[Dataset entries]
● ● ● ●

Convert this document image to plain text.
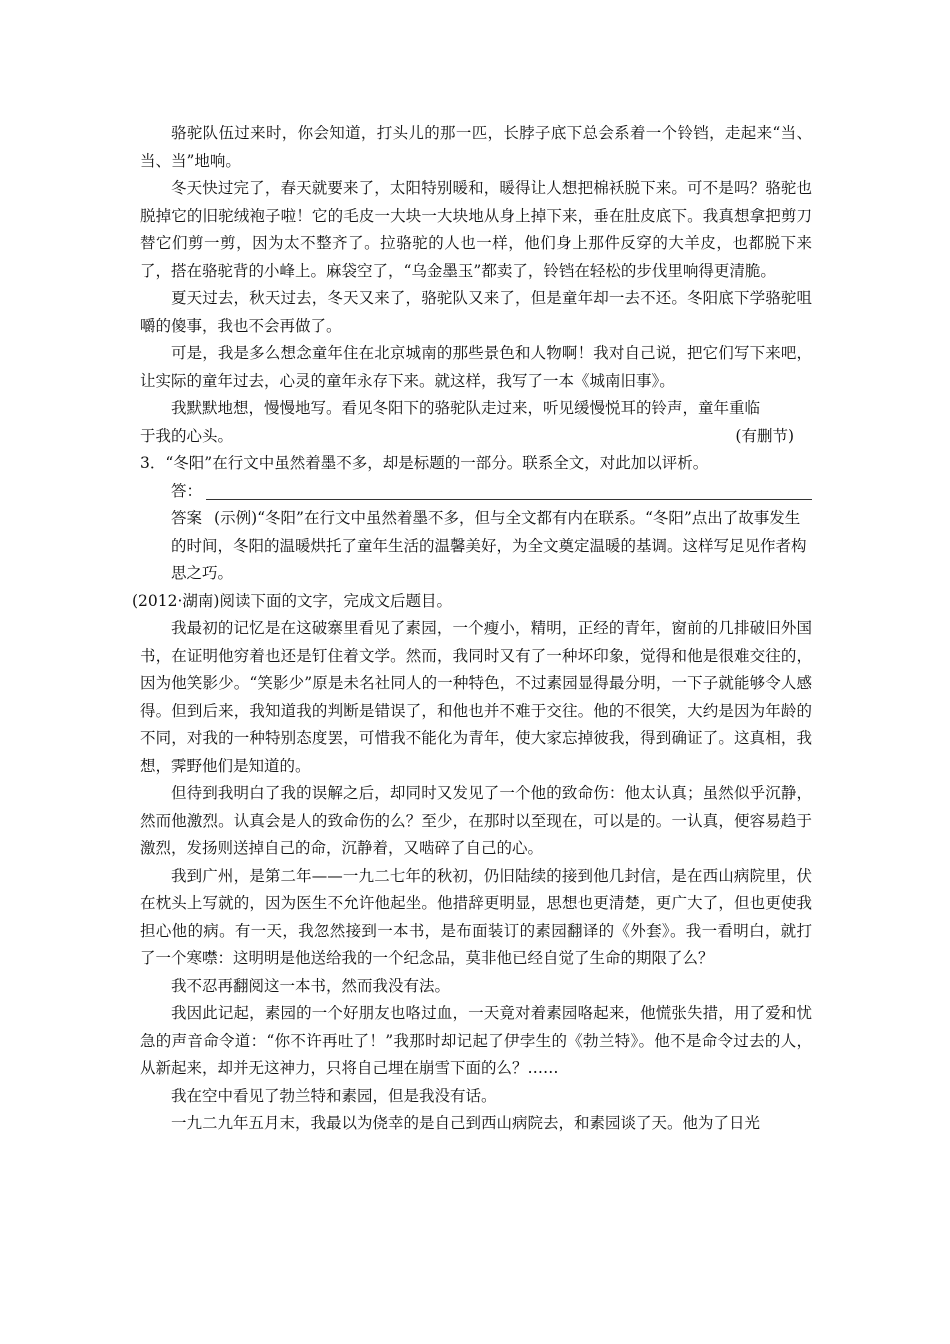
骆驼队伍过来时，你会知道，打头儿的那一匹，长脖子底下总会系着一个铃铛，走起来“当、当、当”地响。

冬天快过完了，春天就要来了，太阳特别暖和，暖得让人想把棉袄脱下来。可不是吗？骆驼也脱掉它的旧驼绒袍子啦！它的毛皮一大块一大块地从身上掉下来，垂在肚皮底下。我真想拿把剪刀替它们剪一剪，因为太不整齐了。拉骆驼的人也一样，他们身上那件反穿的大羊皮，也都脱下来了，搭在骆驼背的小峰上。麻袋空了，“乌金墨玉”都卖了，铃铛在轻松的步伐里响得更清脆。

夏天过去，秋天过去，冬天又来了，骆驼队又来了，但是童年却一去不还。冬阳底下学骆驼咀嚼的傻事，我也不会再做了。

可是，我是多么想念童年住在北京城南的那些景色和人物啊！我对自己说，把它们写下来吧，让实际的童年过去，心灵的童年永存下来。就这样，我写了一本《城南旧事》。

我默默地想，慢慢地写。看见冬阳下的骆驼队走过来，听见缓慢悦耳的铃声，童年重临

于我的心头。	(有删节)
3．“冬阳”在行文中虽然着墨不多，却是标题的一部分。联系全文，对此加以评析。
答：
答案 (示例)“冬阳”在行文中虽然着墨不多，但与全文都有内在联系。“冬阳”点出了故事发生的时间，冬阳的温暖烘托了童年生活的温馨美好，为全文奠定温暖的基调。这样写足见作者构思之巧。

(2012·湖南)阅读下面的文字，完成文后题目。

我最初的记忆是在这破寨里看见了素园，一个瘦小，精明，正经的青年，窗前的几排破旧外国书，在证明他穷着也还是钉住着文学。然而，我同时又有了一种坏印象，觉得和他是很难交往的，因为他笑影少。“笑影少”原是未名社同人的一种特色，不过素园显得最分明，一下子就能够令人感得。但到后来，我知道我的判断是错误了，和他也并不难于交往。他的不很笑，大约是因为年龄的不同，对我的一种特别态度罢，可惜我不能化为青年，使大家忘掉彼我，得到确证了。这真相，我想，霁野他们是知道的。

但待到我明白了我的误解之后，却同时又发见了一个他的致命伤：他太认真；虽然似乎沉静，然而他激烈。认真会是人的致命伤的么？至少，在那时以至现在，可以是的。一认真，便容易趋于激烈，发扬则送掉自己的命，沉静着，又啮碎了自己的心。

我到广州，是第二年——一九二七年的秋初，仍旧陆续的接到他几封信，是在西山病院里，伏在枕头上写就的，因为医生不允许他起坐。他措辞更明显，思想也更清楚，更广大了，但也更使我担心他的病。有一天，我忽然接到一本书，是布面装订的素园翻译的《外套》。我一看明白，就打了一个寒噤：这明明是他送给我的一个纪念品，莫非他已经自觉了生命的期限了么？

我不忍再翻阅这一本书，然而我没有法。

我因此记起，素园的一个好朋友也咯过血，一天竟对着素园咯起来，他慌张失措，用了爱和忧急的声音命令道：“你不许再吐了！”我那时却记起了伊孛生的《勃兰特》。他不是命令过去的人，从新起来，却并无这神力，只将自己埋在崩雪下面的么？……

我在空中看见了勃兰特和素园，但是我没有话。

一九二九年五月末，我最以为侥幸的是自己到西山病院去，和素园谈了天。他为了日光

● ● ● ●

[REQUIREMENT]: Pick out every line holding the string "在行文中虽然着墨不多" and return it.

[SOLVED EXERCISE]:
3．“冬阳”在行文中虽然着墨不多，却是标题的一部分。联系全文，对此加以评析。
答案 (示例)“冬阳”在行文中虽然着墨不多，但与全文都有内在联系。“冬阳”点出了故事发生的时间，冬阳的温暖烘托了童年生活的温馨美好，为全文奠定温暖的基调。这样写足见作者构思之巧。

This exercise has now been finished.